— start of Material to process —

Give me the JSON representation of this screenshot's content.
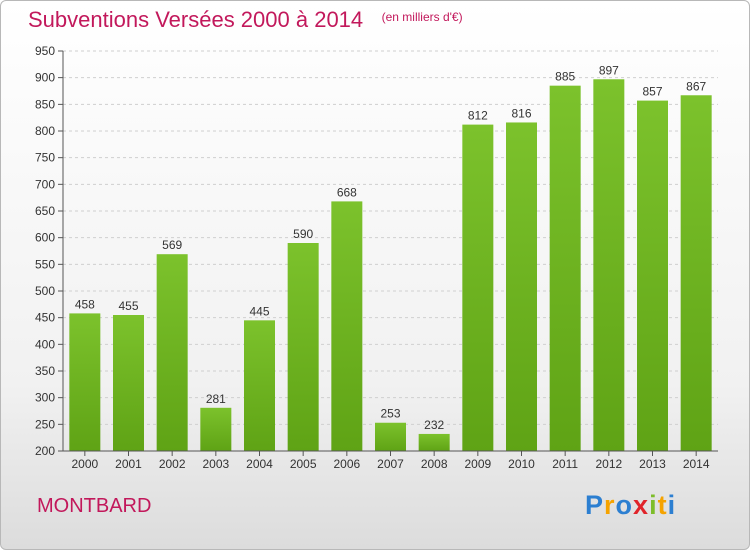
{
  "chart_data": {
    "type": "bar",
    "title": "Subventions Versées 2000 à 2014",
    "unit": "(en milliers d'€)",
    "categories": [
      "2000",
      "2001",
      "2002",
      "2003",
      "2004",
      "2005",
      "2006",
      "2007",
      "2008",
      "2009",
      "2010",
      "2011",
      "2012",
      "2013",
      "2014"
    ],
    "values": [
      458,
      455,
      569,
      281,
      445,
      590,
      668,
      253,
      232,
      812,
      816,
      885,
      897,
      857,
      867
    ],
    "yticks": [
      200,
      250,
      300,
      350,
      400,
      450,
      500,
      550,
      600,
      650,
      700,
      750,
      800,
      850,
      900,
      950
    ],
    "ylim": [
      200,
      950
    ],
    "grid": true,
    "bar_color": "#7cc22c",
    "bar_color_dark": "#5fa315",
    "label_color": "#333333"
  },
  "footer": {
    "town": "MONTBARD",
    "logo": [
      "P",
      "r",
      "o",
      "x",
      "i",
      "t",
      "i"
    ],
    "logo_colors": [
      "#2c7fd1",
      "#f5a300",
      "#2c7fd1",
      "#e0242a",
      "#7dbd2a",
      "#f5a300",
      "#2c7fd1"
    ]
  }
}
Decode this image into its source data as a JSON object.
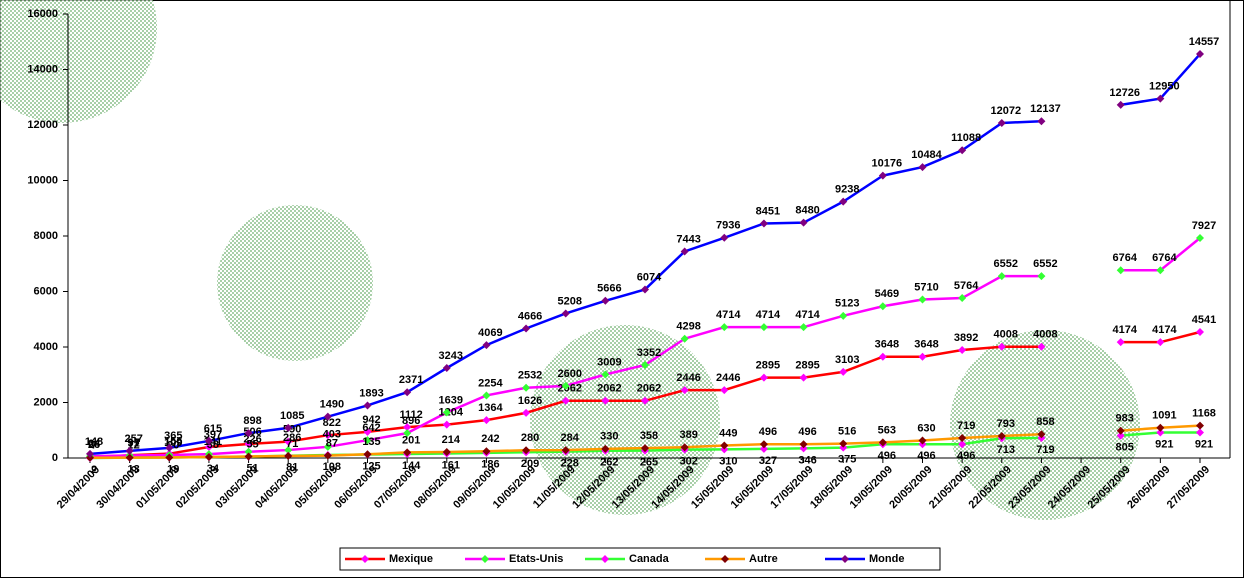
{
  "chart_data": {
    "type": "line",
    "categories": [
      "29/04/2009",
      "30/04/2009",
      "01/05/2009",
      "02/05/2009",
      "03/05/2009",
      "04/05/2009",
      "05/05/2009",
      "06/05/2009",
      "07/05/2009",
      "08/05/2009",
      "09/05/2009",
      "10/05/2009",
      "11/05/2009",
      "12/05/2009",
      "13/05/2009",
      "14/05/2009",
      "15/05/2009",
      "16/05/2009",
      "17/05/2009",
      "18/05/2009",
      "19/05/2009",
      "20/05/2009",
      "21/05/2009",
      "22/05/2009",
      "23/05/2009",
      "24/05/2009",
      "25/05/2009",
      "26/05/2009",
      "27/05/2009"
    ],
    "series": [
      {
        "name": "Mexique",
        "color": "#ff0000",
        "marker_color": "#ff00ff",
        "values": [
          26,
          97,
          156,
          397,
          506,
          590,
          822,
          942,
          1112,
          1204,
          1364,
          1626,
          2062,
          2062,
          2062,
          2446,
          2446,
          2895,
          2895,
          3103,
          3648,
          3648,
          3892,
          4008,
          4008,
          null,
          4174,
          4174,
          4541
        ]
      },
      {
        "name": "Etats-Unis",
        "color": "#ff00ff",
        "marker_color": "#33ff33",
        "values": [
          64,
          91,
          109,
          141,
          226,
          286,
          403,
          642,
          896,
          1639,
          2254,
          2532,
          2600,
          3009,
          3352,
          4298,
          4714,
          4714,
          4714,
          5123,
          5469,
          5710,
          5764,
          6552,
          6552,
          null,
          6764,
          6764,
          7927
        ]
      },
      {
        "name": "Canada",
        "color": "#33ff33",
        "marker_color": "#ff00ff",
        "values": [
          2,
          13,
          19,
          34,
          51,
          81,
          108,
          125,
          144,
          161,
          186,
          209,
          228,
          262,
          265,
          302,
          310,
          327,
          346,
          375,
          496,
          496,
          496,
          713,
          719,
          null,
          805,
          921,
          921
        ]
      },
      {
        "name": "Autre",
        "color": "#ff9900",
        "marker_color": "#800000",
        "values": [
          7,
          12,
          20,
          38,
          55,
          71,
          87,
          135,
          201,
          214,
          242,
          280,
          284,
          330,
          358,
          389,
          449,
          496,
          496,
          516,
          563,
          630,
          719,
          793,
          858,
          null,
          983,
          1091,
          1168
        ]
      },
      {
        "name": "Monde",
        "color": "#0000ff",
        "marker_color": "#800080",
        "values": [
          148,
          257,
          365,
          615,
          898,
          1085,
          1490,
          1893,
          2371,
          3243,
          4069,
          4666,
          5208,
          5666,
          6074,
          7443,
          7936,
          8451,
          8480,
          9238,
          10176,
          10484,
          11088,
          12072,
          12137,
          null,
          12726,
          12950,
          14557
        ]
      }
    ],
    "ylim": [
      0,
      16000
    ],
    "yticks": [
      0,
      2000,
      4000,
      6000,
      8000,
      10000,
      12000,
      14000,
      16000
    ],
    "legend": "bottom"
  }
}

— end of Material to process —
— start of Material to process —

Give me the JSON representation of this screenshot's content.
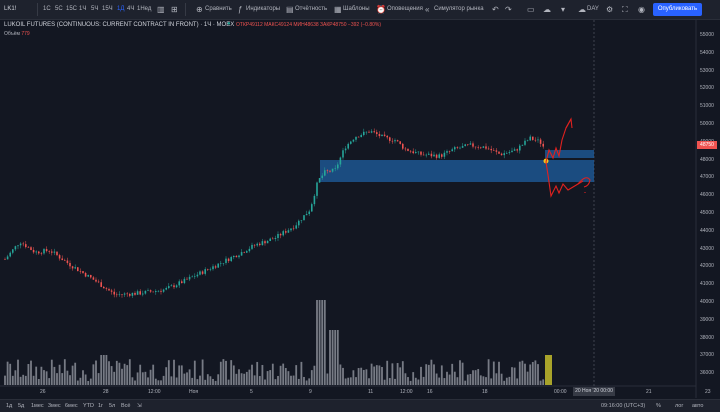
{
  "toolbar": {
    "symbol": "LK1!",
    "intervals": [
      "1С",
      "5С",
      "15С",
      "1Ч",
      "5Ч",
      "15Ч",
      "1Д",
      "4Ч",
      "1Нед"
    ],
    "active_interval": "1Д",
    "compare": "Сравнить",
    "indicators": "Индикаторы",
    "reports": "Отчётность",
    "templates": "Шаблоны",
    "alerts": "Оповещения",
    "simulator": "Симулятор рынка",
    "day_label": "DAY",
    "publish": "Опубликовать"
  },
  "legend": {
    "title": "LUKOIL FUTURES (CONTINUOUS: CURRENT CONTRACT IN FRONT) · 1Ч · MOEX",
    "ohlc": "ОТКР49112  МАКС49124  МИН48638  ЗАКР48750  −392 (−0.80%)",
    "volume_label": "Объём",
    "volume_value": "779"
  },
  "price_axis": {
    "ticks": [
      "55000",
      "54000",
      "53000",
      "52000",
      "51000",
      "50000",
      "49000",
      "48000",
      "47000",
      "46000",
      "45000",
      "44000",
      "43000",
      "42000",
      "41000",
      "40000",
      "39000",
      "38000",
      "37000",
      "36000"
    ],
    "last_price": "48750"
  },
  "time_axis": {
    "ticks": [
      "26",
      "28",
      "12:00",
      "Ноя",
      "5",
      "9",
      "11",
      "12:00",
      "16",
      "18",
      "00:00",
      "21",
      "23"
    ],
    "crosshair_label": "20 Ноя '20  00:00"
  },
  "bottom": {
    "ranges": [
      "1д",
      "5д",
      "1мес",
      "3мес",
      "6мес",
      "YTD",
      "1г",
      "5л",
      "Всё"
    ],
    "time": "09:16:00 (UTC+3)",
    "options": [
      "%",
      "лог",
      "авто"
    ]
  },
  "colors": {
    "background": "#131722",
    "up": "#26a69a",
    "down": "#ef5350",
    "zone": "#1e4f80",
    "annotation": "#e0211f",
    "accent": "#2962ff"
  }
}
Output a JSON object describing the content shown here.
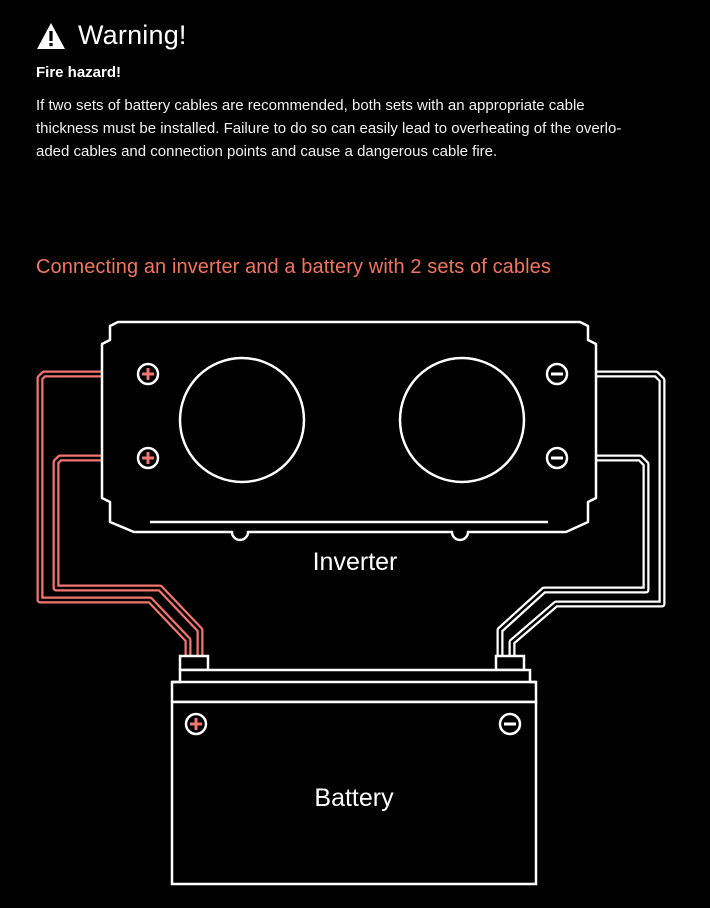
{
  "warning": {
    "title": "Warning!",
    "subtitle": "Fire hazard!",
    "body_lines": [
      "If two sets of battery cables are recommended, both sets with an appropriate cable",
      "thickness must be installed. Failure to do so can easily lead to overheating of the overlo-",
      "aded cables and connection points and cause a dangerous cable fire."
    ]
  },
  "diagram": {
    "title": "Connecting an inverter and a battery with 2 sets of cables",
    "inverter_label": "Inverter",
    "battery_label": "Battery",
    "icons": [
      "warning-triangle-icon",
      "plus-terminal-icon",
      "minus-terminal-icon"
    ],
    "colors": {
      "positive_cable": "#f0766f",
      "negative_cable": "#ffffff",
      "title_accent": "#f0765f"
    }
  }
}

— end of Material to process —
— start of Material to process —

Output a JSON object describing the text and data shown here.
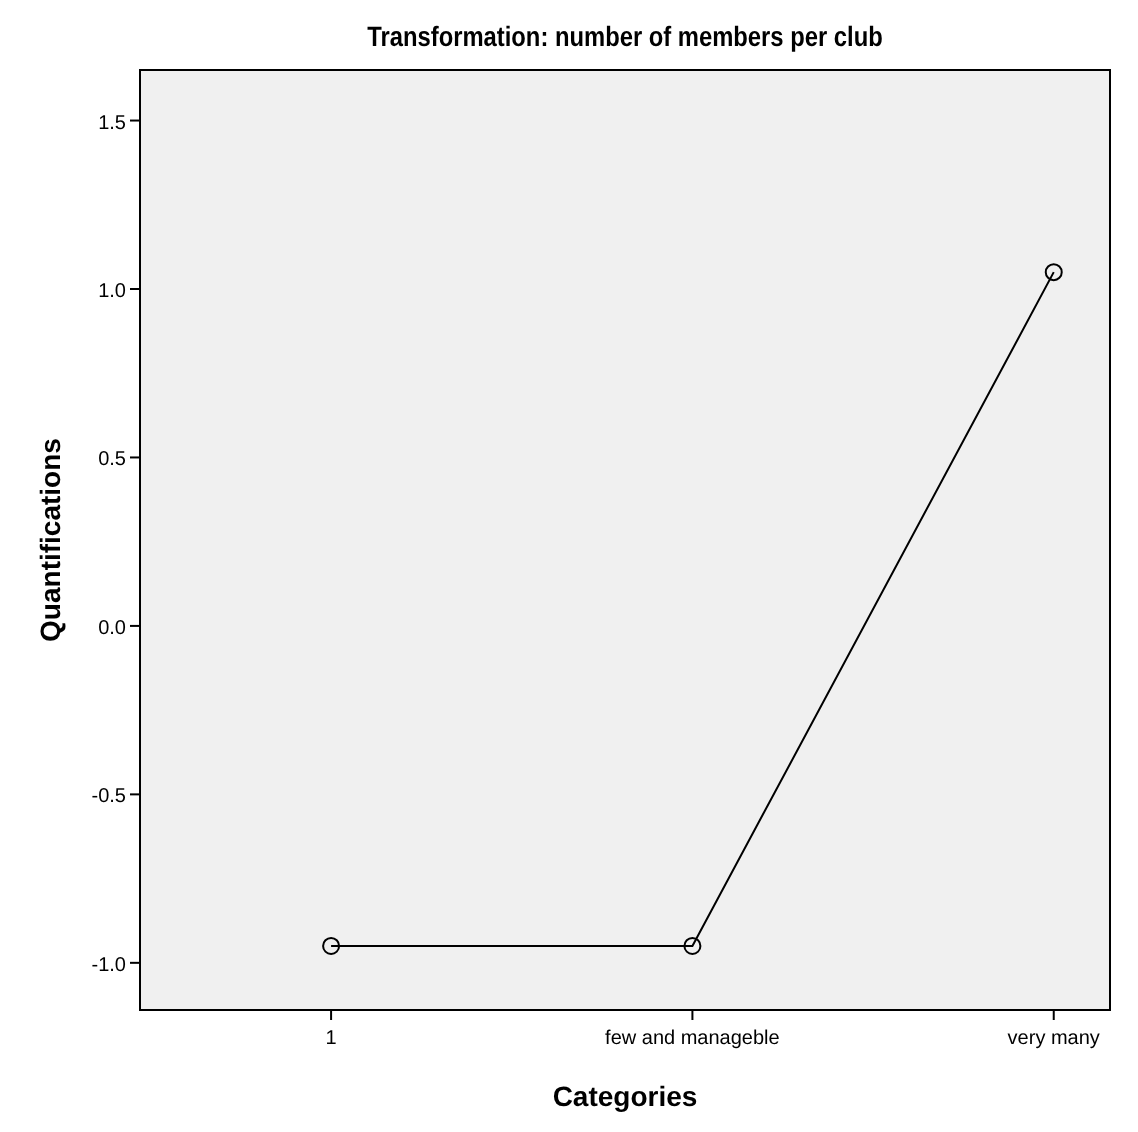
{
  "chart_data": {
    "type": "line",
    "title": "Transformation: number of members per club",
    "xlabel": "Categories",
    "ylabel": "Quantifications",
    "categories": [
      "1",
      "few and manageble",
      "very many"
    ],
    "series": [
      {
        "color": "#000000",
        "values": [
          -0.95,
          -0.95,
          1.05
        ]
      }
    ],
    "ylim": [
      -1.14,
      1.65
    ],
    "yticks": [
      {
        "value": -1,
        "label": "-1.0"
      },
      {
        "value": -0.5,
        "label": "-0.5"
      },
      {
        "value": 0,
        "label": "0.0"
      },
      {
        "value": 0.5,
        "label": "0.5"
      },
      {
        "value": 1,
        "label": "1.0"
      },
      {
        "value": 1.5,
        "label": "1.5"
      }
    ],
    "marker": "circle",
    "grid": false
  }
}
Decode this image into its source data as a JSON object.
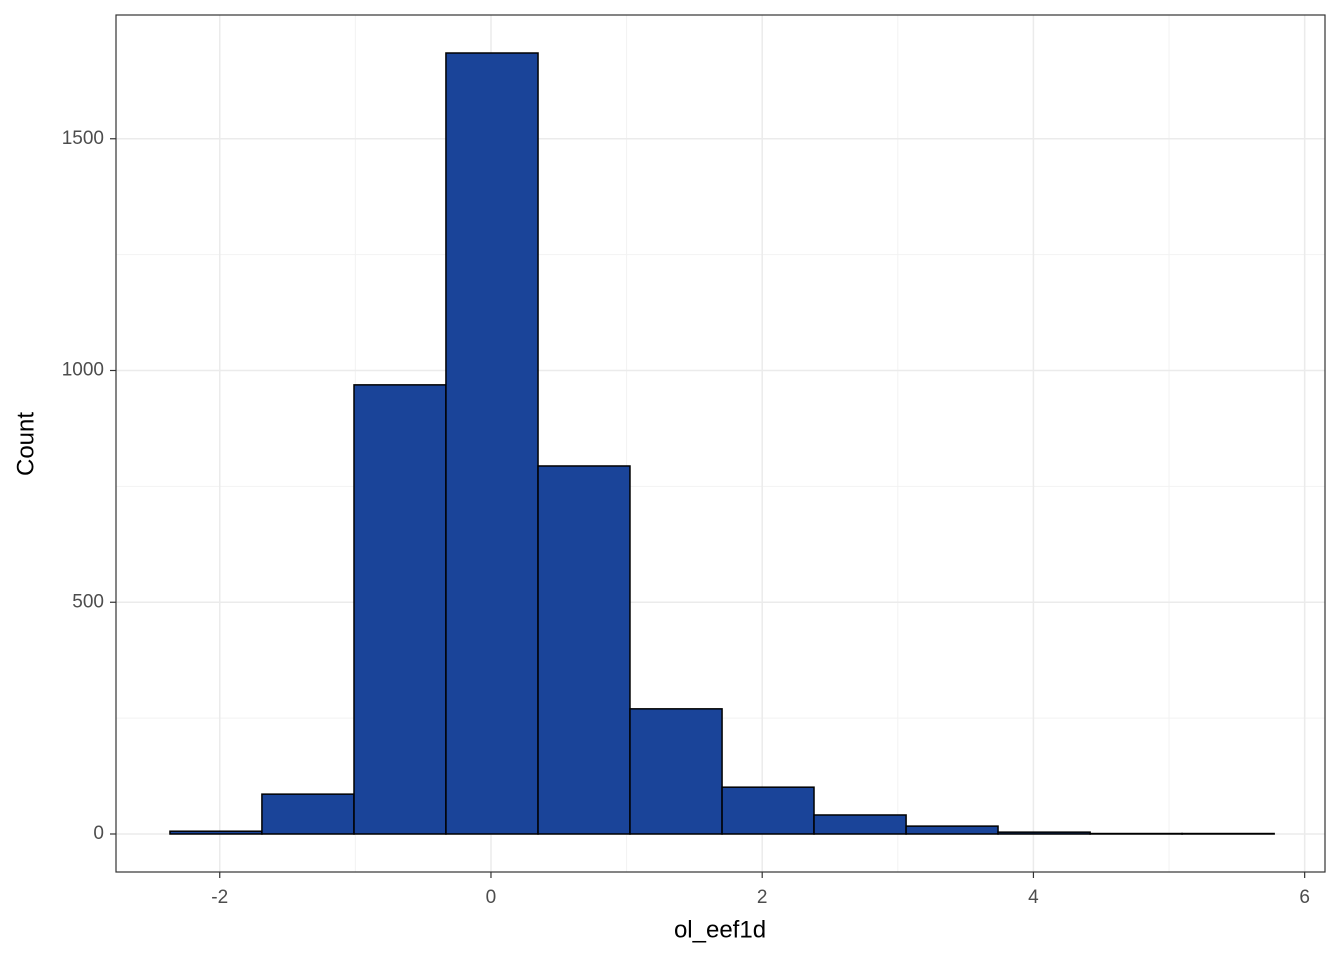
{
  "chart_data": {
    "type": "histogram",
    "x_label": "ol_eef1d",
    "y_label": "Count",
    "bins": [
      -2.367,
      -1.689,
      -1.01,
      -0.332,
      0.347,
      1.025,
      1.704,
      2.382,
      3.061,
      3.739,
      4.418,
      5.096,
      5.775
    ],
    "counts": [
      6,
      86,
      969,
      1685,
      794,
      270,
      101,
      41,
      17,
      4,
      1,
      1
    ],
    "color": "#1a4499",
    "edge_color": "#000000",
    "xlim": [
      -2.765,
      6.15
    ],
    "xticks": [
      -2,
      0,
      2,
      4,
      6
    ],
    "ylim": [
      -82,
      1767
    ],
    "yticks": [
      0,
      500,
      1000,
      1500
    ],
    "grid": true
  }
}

— end of Material to process —

_The task_.
Where does the word "with" appear in the listing? List each line that holds it.

_Full output_.
      "If two sets of battery cables are recommended, both sets with an appropriate cable",
    "title": "Connecting an inverter and a battery with 2 sets of cables",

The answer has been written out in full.